__WORK TO DO__
Would you extract the whole listing below and retype it exactly?

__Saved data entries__
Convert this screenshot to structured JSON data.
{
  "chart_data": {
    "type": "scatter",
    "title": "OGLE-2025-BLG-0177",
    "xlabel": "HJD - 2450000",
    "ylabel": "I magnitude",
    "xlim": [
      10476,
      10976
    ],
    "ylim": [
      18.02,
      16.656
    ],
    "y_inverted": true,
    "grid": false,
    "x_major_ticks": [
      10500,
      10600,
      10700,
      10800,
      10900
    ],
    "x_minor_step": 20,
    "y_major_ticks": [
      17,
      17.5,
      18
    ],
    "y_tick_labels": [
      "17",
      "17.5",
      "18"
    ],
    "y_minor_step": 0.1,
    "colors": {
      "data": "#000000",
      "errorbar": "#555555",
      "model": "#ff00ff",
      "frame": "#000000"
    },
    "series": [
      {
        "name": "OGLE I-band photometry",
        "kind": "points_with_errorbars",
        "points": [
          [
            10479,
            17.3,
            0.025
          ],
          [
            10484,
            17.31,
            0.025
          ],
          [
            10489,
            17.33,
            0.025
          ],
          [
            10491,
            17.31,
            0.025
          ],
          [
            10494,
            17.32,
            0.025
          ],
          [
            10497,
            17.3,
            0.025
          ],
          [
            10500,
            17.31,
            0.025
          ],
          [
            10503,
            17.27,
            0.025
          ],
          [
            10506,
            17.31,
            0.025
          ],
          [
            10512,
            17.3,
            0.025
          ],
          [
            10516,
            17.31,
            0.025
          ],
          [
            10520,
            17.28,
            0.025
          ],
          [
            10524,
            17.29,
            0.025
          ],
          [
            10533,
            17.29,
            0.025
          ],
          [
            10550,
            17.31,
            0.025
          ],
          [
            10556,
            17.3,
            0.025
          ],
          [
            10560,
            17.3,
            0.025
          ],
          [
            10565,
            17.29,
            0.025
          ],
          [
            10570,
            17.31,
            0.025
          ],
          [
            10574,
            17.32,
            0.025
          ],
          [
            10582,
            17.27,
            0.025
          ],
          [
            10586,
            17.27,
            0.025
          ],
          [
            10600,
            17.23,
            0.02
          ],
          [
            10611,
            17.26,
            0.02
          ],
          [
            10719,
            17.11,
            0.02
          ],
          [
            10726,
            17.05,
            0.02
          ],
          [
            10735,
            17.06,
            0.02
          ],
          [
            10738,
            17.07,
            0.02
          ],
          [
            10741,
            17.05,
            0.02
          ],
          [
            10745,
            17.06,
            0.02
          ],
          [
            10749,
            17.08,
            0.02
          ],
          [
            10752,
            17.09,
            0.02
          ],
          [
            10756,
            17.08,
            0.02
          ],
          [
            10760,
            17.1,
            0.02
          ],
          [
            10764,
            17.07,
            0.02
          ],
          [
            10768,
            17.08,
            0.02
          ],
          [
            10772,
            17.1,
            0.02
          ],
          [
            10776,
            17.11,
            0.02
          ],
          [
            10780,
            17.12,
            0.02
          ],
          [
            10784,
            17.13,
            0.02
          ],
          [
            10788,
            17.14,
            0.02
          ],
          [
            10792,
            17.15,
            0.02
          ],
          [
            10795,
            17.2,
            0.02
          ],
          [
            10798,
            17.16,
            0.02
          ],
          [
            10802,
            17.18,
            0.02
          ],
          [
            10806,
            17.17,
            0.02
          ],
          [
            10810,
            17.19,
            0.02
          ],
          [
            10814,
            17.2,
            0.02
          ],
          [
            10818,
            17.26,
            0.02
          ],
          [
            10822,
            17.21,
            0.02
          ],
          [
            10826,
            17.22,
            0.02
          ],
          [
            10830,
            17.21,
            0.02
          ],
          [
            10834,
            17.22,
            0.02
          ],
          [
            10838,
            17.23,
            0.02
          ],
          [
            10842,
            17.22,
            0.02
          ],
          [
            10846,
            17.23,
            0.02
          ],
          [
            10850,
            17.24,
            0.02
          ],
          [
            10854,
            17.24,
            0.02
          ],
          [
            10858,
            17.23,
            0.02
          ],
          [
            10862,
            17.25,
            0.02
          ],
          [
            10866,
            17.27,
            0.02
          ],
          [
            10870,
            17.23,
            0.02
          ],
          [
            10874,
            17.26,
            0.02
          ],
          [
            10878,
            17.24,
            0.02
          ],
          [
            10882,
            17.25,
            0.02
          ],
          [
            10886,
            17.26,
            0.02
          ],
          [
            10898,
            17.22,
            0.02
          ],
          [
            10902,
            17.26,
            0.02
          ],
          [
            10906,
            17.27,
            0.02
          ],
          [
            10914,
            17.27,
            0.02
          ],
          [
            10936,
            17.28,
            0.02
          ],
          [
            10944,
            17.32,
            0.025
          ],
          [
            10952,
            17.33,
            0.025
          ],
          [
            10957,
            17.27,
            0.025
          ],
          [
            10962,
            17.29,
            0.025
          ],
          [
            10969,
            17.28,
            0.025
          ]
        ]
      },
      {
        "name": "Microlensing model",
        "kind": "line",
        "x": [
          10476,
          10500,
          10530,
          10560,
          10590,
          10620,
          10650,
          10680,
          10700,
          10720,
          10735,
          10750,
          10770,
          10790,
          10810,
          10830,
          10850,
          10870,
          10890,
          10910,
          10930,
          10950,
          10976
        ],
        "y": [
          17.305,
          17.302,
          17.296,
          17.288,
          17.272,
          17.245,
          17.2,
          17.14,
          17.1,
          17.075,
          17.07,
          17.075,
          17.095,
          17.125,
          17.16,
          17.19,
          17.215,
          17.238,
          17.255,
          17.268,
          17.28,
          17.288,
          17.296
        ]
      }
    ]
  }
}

__SOLUTION TO THIS TASK__
Convert this screenshot to structured JSON data.
{
  "chart_data": {
    "type": "scatter",
    "title": "OGLE-2025-BLG-0177",
    "xlabel": "HJD - 2450000",
    "ylabel": "I magnitude",
    "xlim": [
      10476,
      10976
    ],
    "ylim": [
      18.02,
      16.656
    ],
    "y_inverted": true,
    "grid": false,
    "x_major_ticks": [
      10500,
      10600,
      10700,
      10800,
      10900
    ],
    "x_minor_step": 20,
    "y_major_ticks": [
      17,
      17.5,
      18
    ],
    "y_tick_labels": [
      "17",
      "17.5",
      "18"
    ],
    "y_minor_step": 0.1,
    "colors": {
      "data": "#000000",
      "errorbar": "#555555",
      "model": "#ff00ff",
      "frame": "#000000"
    },
    "series": [
      {
        "name": "OGLE I-band photometry",
        "kind": "points_with_errorbars",
        "points": [
          [
            10479,
            17.3,
            0.025
          ],
          [
            10484,
            17.31,
            0.025
          ],
          [
            10489,
            17.33,
            0.025
          ],
          [
            10491,
            17.31,
            0.025
          ],
          [
            10494,
            17.32,
            0.025
          ],
          [
            10497,
            17.3,
            0.025
          ],
          [
            10500,
            17.31,
            0.025
          ],
          [
            10503,
            17.27,
            0.025
          ],
          [
            10506,
            17.31,
            0.025
          ],
          [
            10512,
            17.3,
            0.025
          ],
          [
            10516,
            17.31,
            0.025
          ],
          [
            10520,
            17.28,
            0.025
          ],
          [
            10524,
            17.29,
            0.025
          ],
          [
            10533,
            17.29,
            0.025
          ],
          [
            10550,
            17.31,
            0.025
          ],
          [
            10556,
            17.3,
            0.025
          ],
          [
            10560,
            17.3,
            0.025
          ],
          [
            10565,
            17.29,
            0.025
          ],
          [
            10570,
            17.31,
            0.025
          ],
          [
            10574,
            17.32,
            0.025
          ],
          [
            10582,
            17.27,
            0.025
          ],
          [
            10586,
            17.27,
            0.025
          ],
          [
            10600,
            17.23,
            0.02
          ],
          [
            10611,
            17.26,
            0.02
          ],
          [
            10719,
            17.11,
            0.02
          ],
          [
            10726,
            17.05,
            0.02
          ],
          [
            10735,
            17.06,
            0.02
          ],
          [
            10738,
            17.07,
            0.02
          ],
          [
            10741,
            17.05,
            0.02
          ],
          [
            10745,
            17.06,
            0.02
          ],
          [
            10749,
            17.08,
            0.02
          ],
          [
            10752,
            17.09,
            0.02
          ],
          [
            10756,
            17.08,
            0.02
          ],
          [
            10760,
            17.1,
            0.02
          ],
          [
            10764,
            17.07,
            0.02
          ],
          [
            10768,
            17.08,
            0.02
          ],
          [
            10772,
            17.1,
            0.02
          ],
          [
            10776,
            17.11,
            0.02
          ],
          [
            10780,
            17.12,
            0.02
          ],
          [
            10784,
            17.13,
            0.02
          ],
          [
            10788,
            17.14,
            0.02
          ],
          [
            10792,
            17.15,
            0.02
          ],
          [
            10795,
            17.2,
            0.02
          ],
          [
            10798,
            17.16,
            0.02
          ],
          [
            10802,
            17.18,
            0.02
          ],
          [
            10806,
            17.17,
            0.02
          ],
          [
            10810,
            17.19,
            0.02
          ],
          [
            10814,
            17.2,
            0.02
          ],
          [
            10818,
            17.26,
            0.02
          ],
          [
            10822,
            17.21,
            0.02
          ],
          [
            10826,
            17.22,
            0.02
          ],
          [
            10830,
            17.21,
            0.02
          ],
          [
            10834,
            17.22,
            0.02
          ],
          [
            10838,
            17.23,
            0.02
          ],
          [
            10842,
            17.22,
            0.02
          ],
          [
            10846,
            17.23,
            0.02
          ],
          [
            10850,
            17.24,
            0.02
          ],
          [
            10854,
            17.24,
            0.02
          ],
          [
            10858,
            17.23,
            0.02
          ],
          [
            10862,
            17.25,
            0.02
          ],
          [
            10866,
            17.27,
            0.02
          ],
          [
            10870,
            17.23,
            0.02
          ],
          [
            10874,
            17.26,
            0.02
          ],
          [
            10878,
            17.24,
            0.02
          ],
          [
            10882,
            17.25,
            0.02
          ],
          [
            10886,
            17.26,
            0.02
          ],
          [
            10898,
            17.22,
            0.02
          ],
          [
            10902,
            17.26,
            0.02
          ],
          [
            10906,
            17.27,
            0.02
          ],
          [
            10914,
            17.27,
            0.02
          ],
          [
            10936,
            17.28,
            0.02
          ],
          [
            10944,
            17.32,
            0.025
          ],
          [
            10952,
            17.33,
            0.025
          ],
          [
            10957,
            17.27,
            0.025
          ],
          [
            10962,
            17.29,
            0.025
          ],
          [
            10969,
            17.28,
            0.025
          ]
        ]
      },
      {
        "name": "Microlensing model",
        "kind": "line",
        "x": [
          10476,
          10500,
          10530,
          10560,
          10590,
          10620,
          10650,
          10680,
          10700,
          10720,
          10735,
          10750,
          10770,
          10790,
          10810,
          10830,
          10850,
          10870,
          10890,
          10910,
          10930,
          10950,
          10976
        ],
        "y": [
          17.305,
          17.302,
          17.296,
          17.288,
          17.272,
          17.245,
          17.2,
          17.14,
          17.1,
          17.075,
          17.07,
          17.075,
          17.095,
          17.125,
          17.16,
          17.19,
          17.215,
          17.238,
          17.255,
          17.268,
          17.28,
          17.288,
          17.296
        ]
      }
    ]
  }
}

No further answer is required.